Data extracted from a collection
:::

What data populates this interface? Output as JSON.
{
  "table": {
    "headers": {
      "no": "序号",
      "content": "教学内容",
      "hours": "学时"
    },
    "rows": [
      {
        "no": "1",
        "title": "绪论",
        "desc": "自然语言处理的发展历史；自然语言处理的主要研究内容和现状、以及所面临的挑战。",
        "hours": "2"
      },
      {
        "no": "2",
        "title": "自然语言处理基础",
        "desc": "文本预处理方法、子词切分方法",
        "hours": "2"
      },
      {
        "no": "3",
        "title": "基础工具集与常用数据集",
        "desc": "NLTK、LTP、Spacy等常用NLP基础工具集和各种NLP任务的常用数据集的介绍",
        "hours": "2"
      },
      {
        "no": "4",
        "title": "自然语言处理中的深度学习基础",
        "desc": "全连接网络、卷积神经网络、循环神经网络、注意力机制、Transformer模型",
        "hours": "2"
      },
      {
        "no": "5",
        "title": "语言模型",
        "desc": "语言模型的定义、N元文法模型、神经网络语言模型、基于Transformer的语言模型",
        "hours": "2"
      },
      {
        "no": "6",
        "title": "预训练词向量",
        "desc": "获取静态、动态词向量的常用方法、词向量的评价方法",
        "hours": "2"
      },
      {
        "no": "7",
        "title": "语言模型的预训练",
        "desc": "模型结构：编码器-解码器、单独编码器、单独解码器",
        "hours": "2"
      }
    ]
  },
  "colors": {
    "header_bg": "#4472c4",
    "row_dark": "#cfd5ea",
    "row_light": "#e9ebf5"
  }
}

:::

» **Your instructions**: Filter out all lines lacking the word "desc" and copy the rest.

» **The answer**:
        "desc": "自然语言处理的发展历史；自然语言处理的主要研究内容和现状、以及所面临的挑战。",
        "desc": "文本预处理方法、子词切分方法",
        "desc": "NLTK、LTP、Spacy等常用NLP基础工具集和各种NLP任务的常用数据集的介绍",
        "desc": "全连接网络、卷积神经网络、循环神经网络、注意力机制、Transformer模型",
        "desc": "语言模型的定义、N元文法模型、神经网络语言模型、基于Transformer的语言模型",
        "desc": "获取静态、动态词向量的常用方法、词向量的评价方法",
        "desc": "模型结构：编码器-解码器、单独编码器、单独解码器",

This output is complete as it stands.